◆ SHORT EXERCISE ◆
Write the entries out again exactly as they stand, but without the pictures.

──────── TASK INPUTS ────────

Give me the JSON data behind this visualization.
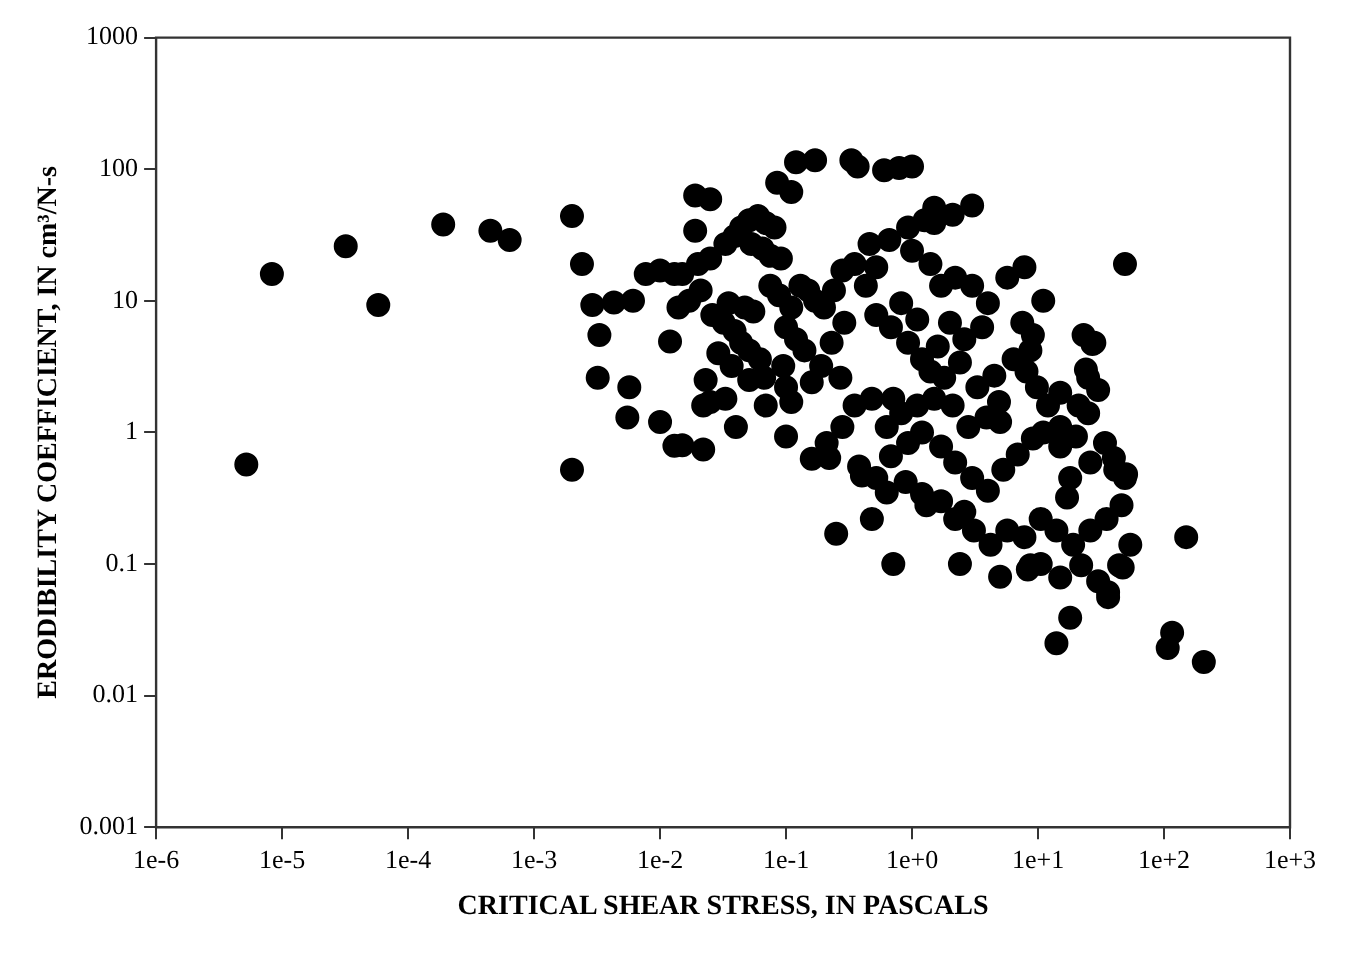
{
  "chart_data": {
    "type": "scatter",
    "xlabel": "CRITICAL SHEAR STRESS, IN PASCALS",
    "ylabel": "ERODIBILITY COEFFICIENT, IN cm³/N-s",
    "color": "#000000",
    "marker": "circle",
    "log": "xy",
    "xlim": [
      1e-06,
      1000
    ],
    "ylim": [
      0.001,
      1000
    ],
    "xticks": [
      {
        "value": 1e-06,
        "label": "1e-6"
      },
      {
        "value": 1e-05,
        "label": "1e-5"
      },
      {
        "value": 0.0001,
        "label": "1e-4"
      },
      {
        "value": 0.001,
        "label": "1e-3"
      },
      {
        "value": 0.01,
        "label": "1e-2"
      },
      {
        "value": 0.1,
        "label": "1e-1"
      },
      {
        "value": 1,
        "label": "1e+0"
      },
      {
        "value": 10,
        "label": "1e+1"
      },
      {
        "value": 100,
        "label": "1e+2"
      },
      {
        "value": 1000,
        "label": "1e+3"
      }
    ],
    "yticks": [
      0.001,
      0.01,
      0.1,
      1,
      10,
      100,
      1000
    ],
    "x": [
      5.2e-06,
      8.3e-06,
      3.2e-05,
      5.8e-05,
      0.00019,
      0.00045,
      0.00064,
      0.002,
      0.0024,
      0.002,
      0.0033,
      0.0032,
      0.0057,
      0.0055,
      0.01,
      0.0077,
      0.01,
      0.012,
      0.013,
      0.0029,
      0.0043,
      0.0061,
      0.015,
      0.022,
      0.025,
      0.04,
      0.1,
      0.22,
      0.4,
      0.085,
      0.11,
      0.12,
      0.17,
      0.33,
      0.37,
      0.6,
      0.79,
      1.0,
      3.0,
      2.1,
      1.5,
      27,
      24,
      30,
      25,
      20,
      15,
      50,
      40,
      49,
      0.25,
      0.71,
      2.4,
      5.0,
      8.3,
      36,
      18,
      14,
      47,
      1.3,
      2.6,
      116,
      107,
      150,
      207,
      0.019,
      0.025,
      0.019,
      0.013,
      0.015,
      0.02,
      0.025,
      0.033,
      0.039,
      0.044,
      0.051,
      0.06,
      0.069,
      0.081,
      0.053,
      0.065,
      0.075,
      0.091,
      0.021,
      0.017,
      0.014,
      0.026,
      0.032,
      0.039,
      0.044,
      0.051,
      0.062,
      0.035,
      0.047,
      0.055,
      0.075,
      0.088,
      0.11,
      0.13,
      0.15,
      0.17,
      0.2,
      0.1,
      0.12,
      0.14,
      0.095,
      0.067,
      0.1,
      0.029,
      0.037,
      0.051,
      0.023,
      0.022,
      0.033,
      0.069,
      0.11,
      0.16,
      0.19,
      0.23,
      0.29,
      0.24,
      0.28,
      0.35,
      0.43,
      0.52,
      0.46,
      0.66,
      0.93,
      1.26,
      1.5,
      1.0,
      1.4,
      1.7,
      2.2,
      3.0,
      4.0,
      5.7,
      7.8,
      7.5,
      9.1,
      3.6,
      2.6,
      2.0,
      1.6,
      1.2,
      0.93,
      0.68,
      0.52,
      0.82,
      1.1,
      1.4,
      1.8,
      2.4,
      3.3,
      4.5,
      6.4,
      8.1,
      9.8,
      12,
      15,
      4.9,
      3.9,
      2.8,
      2.1,
      1.5,
      1.1,
      0.82,
      0.63,
      0.48,
      0.35,
      0.28,
      0.21,
      0.16,
      0.38,
      0.52,
      0.48,
      0.68,
      0.93,
      1.2,
      1.7,
      2.2,
      3.0,
      4.0,
      5.3,
      6.9,
      9.1,
      11,
      15,
      18,
      26,
      34,
      41,
      46,
      35,
      26,
      19,
      14,
      10.5,
      7.8,
      5.7,
      4.2,
      3.1,
      2.2,
      1.7,
      1.2,
      0.89,
      10.5,
      15,
      22,
      30,
      36,
      44,
      54,
      49,
      8.7,
      17,
      21,
      25,
      28,
      23,
      11,
      8.7,
      5.0,
      0.63,
      0.71,
      0.27
    ],
    "values": [
      0.57,
      16,
      26,
      9.3,
      38,
      34,
      29,
      44,
      19,
      0.52,
      5.5,
      2.6,
      2.2,
      1.3,
      1.2,
      16,
      17,
      4.9,
      0.79,
      9.3,
      9.7,
      10,
      0.8,
      0.74,
      1.7,
      1.1,
      0.93,
      0.64,
      0.47,
      79,
      67,
      113,
      117,
      117,
      105,
      98,
      102,
      105,
      53,
      45,
      39,
      4.7,
      3.0,
      2.1,
      1.4,
      0.93,
      2.0,
      0.48,
      0.64,
      19,
      0.17,
      0.1,
      0.1,
      0.08,
      0.091,
      0.061,
      0.039,
      0.025,
      0.094,
      0.28,
      0.25,
      0.03,
      0.023,
      0.16,
      0.018,
      63,
      59,
      34,
      16,
      16,
      19,
      21,
      27,
      31,
      36,
      41,
      44,
      39,
      36,
      27,
      25,
      22,
      21,
      12,
      10,
      8.9,
      7.8,
      6.8,
      5.9,
      4.8,
      4.2,
      3.6,
      9.6,
      8.9,
      8.3,
      13,
      11,
      8.9,
      13,
      12,
      10,
      8.9,
      6.3,
      5.1,
      4.2,
      3.2,
      2.6,
      2.2,
      4.0,
      3.2,
      2.5,
      2.5,
      1.6,
      1.8,
      1.6,
      1.7,
      2.4,
      3.2,
      4.8,
      6.8,
      12,
      17,
      19,
      13,
      18,
      27,
      29,
      36,
      41,
      51,
      24,
      19,
      13,
      15,
      13,
      9.6,
      15,
      18,
      6.8,
      5.5,
      6.3,
      5.1,
      6.8,
      4.5,
      3.6,
      4.8,
      6.3,
      7.8,
      9.6,
      7.2,
      2.9,
      2.6,
      3.4,
      2.2,
      2.7,
      3.6,
      2.9,
      2.2,
      1.6,
      1.1,
      1.7,
      1.3,
      1.1,
      1.6,
      1.8,
      1.6,
      1.4,
      1.1,
      1.8,
      1.6,
      1.1,
      0.83,
      0.63,
      0.55,
      0.45,
      0.22,
      0.66,
      0.83,
      1.0,
      0.78,
      0.59,
      0.45,
      0.36,
      0.52,
      0.68,
      0.9,
      1.0,
      0.78,
      0.45,
      0.59,
      0.83,
      0.52,
      0.28,
      0.22,
      0.18,
      0.14,
      0.18,
      0.22,
      0.16,
      0.18,
      0.14,
      0.18,
      0.22,
      0.3,
      0.34,
      0.42,
      0.1,
      0.079,
      0.098,
      0.074,
      0.056,
      0.098,
      0.14,
      0.45,
      0.098,
      0.32,
      1.6,
      2.6,
      4.8,
      5.5,
      10,
      4.2,
      1.2,
      0.35,
      1.8,
      2.6
    ]
  }
}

────────

◆ WORKED ANSWER ◆
Give me the JSON data behind this visualization.
{
  "chart_data": {
    "type": "scatter",
    "xlabel": "CRITICAL SHEAR STRESS, IN PASCALS",
    "ylabel": "ERODIBILITY COEFFICIENT, IN cm³/N-s",
    "color": "#000000",
    "marker": "circle",
    "log": "xy",
    "xlim": [
      1e-06,
      1000
    ],
    "ylim": [
      0.001,
      1000
    ],
    "xticks": [
      {
        "value": 1e-06,
        "label": "1e-6"
      },
      {
        "value": 1e-05,
        "label": "1e-5"
      },
      {
        "value": 0.0001,
        "label": "1e-4"
      },
      {
        "value": 0.001,
        "label": "1e-3"
      },
      {
        "value": 0.01,
        "label": "1e-2"
      },
      {
        "value": 0.1,
        "label": "1e-1"
      },
      {
        "value": 1,
        "label": "1e+0"
      },
      {
        "value": 10,
        "label": "1e+1"
      },
      {
        "value": 100,
        "label": "1e+2"
      },
      {
        "value": 1000,
        "label": "1e+3"
      }
    ],
    "yticks": [
      0.001,
      0.01,
      0.1,
      1,
      10,
      100,
      1000
    ],
    "x": [
      5.2e-06,
      8.3e-06,
      3.2e-05,
      5.8e-05,
      0.00019,
      0.00045,
      0.00064,
      0.002,
      0.0024,
      0.002,
      0.0033,
      0.0032,
      0.0057,
      0.0055,
      0.01,
      0.0077,
      0.01,
      0.012,
      0.013,
      0.0029,
      0.0043,
      0.0061,
      0.015,
      0.022,
      0.025,
      0.04,
      0.1,
      0.22,
      0.4,
      0.085,
      0.11,
      0.12,
      0.17,
      0.33,
      0.37,
      0.6,
      0.79,
      1.0,
      3.0,
      2.1,
      1.5,
      27,
      24,
      30,
      25,
      20,
      15,
      50,
      40,
      49,
      0.25,
      0.71,
      2.4,
      5.0,
      8.3,
      36,
      18,
      14,
      47,
      1.3,
      2.6,
      116,
      107,
      150,
      207,
      0.019,
      0.025,
      0.019,
      0.013,
      0.015,
      0.02,
      0.025,
      0.033,
      0.039,
      0.044,
      0.051,
      0.06,
      0.069,
      0.081,
      0.053,
      0.065,
      0.075,
      0.091,
      0.021,
      0.017,
      0.014,
      0.026,
      0.032,
      0.039,
      0.044,
      0.051,
      0.062,
      0.035,
      0.047,
      0.055,
      0.075,
      0.088,
      0.11,
      0.13,
      0.15,
      0.17,
      0.2,
      0.1,
      0.12,
      0.14,
      0.095,
      0.067,
      0.1,
      0.029,
      0.037,
      0.051,
      0.023,
      0.022,
      0.033,
      0.069,
      0.11,
      0.16,
      0.19,
      0.23,
      0.29,
      0.24,
      0.28,
      0.35,
      0.43,
      0.52,
      0.46,
      0.66,
      0.93,
      1.26,
      1.5,
      1.0,
      1.4,
      1.7,
      2.2,
      3.0,
      4.0,
      5.7,
      7.8,
      7.5,
      9.1,
      3.6,
      2.6,
      2.0,
      1.6,
      1.2,
      0.93,
      0.68,
      0.52,
      0.82,
      1.1,
      1.4,
      1.8,
      2.4,
      3.3,
      4.5,
      6.4,
      8.1,
      9.8,
      12,
      15,
      4.9,
      3.9,
      2.8,
      2.1,
      1.5,
      1.1,
      0.82,
      0.63,
      0.48,
      0.35,
      0.28,
      0.21,
      0.16,
      0.38,
      0.52,
      0.48,
      0.68,
      0.93,
      1.2,
      1.7,
      2.2,
      3.0,
      4.0,
      5.3,
      6.9,
      9.1,
      11,
      15,
      18,
      26,
      34,
      41,
      46,
      35,
      26,
      19,
      14,
      10.5,
      7.8,
      5.7,
      4.2,
      3.1,
      2.2,
      1.7,
      1.2,
      0.89,
      10.5,
      15,
      22,
      30,
      36,
      44,
      54,
      49,
      8.7,
      17,
      21,
      25,
      28,
      23,
      11,
      8.7,
      5.0,
      0.63,
      0.71,
      0.27
    ],
    "values": [
      0.57,
      16,
      26,
      9.3,
      38,
      34,
      29,
      44,
      19,
      0.52,
      5.5,
      2.6,
      2.2,
      1.3,
      1.2,
      16,
      17,
      4.9,
      0.79,
      9.3,
      9.7,
      10,
      0.8,
      0.74,
      1.7,
      1.1,
      0.93,
      0.64,
      0.47,
      79,
      67,
      113,
      117,
      117,
      105,
      98,
      102,
      105,
      53,
      45,
      39,
      4.7,
      3.0,
      2.1,
      1.4,
      0.93,
      2.0,
      0.48,
      0.64,
      19,
      0.17,
      0.1,
      0.1,
      0.08,
      0.091,
      0.061,
      0.039,
      0.025,
      0.094,
      0.28,
      0.25,
      0.03,
      0.023,
      0.16,
      0.018,
      63,
      59,
      34,
      16,
      16,
      19,
      21,
      27,
      31,
      36,
      41,
      44,
      39,
      36,
      27,
      25,
      22,
      21,
      12,
      10,
      8.9,
      7.8,
      6.8,
      5.9,
      4.8,
      4.2,
      3.6,
      9.6,
      8.9,
      8.3,
      13,
      11,
      8.9,
      13,
      12,
      10,
      8.9,
      6.3,
      5.1,
      4.2,
      3.2,
      2.6,
      2.2,
      4.0,
      3.2,
      2.5,
      2.5,
      1.6,
      1.8,
      1.6,
      1.7,
      2.4,
      3.2,
      4.8,
      6.8,
      12,
      17,
      19,
      13,
      18,
      27,
      29,
      36,
      41,
      51,
      24,
      19,
      13,
      15,
      13,
      9.6,
      15,
      18,
      6.8,
      5.5,
      6.3,
      5.1,
      6.8,
      4.5,
      3.6,
      4.8,
      6.3,
      7.8,
      9.6,
      7.2,
      2.9,
      2.6,
      3.4,
      2.2,
      2.7,
      3.6,
      2.9,
      2.2,
      1.6,
      1.1,
      1.7,
      1.3,
      1.1,
      1.6,
      1.8,
      1.6,
      1.4,
      1.1,
      1.8,
      1.6,
      1.1,
      0.83,
      0.63,
      0.55,
      0.45,
      0.22,
      0.66,
      0.83,
      1.0,
      0.78,
      0.59,
      0.45,
      0.36,
      0.52,
      0.68,
      0.9,
      1.0,
      0.78,
      0.45,
      0.59,
      0.83,
      0.52,
      0.28,
      0.22,
      0.18,
      0.14,
      0.18,
      0.22,
      0.16,
      0.18,
      0.14,
      0.18,
      0.22,
      0.3,
      0.34,
      0.42,
      0.1,
      0.079,
      0.098,
      0.074,
      0.056,
      0.098,
      0.14,
      0.45,
      0.098,
      0.32,
      1.6,
      2.6,
      4.8,
      5.5,
      10,
      4.2,
      1.2,
      0.35,
      1.8,
      2.6
    ]
  }
}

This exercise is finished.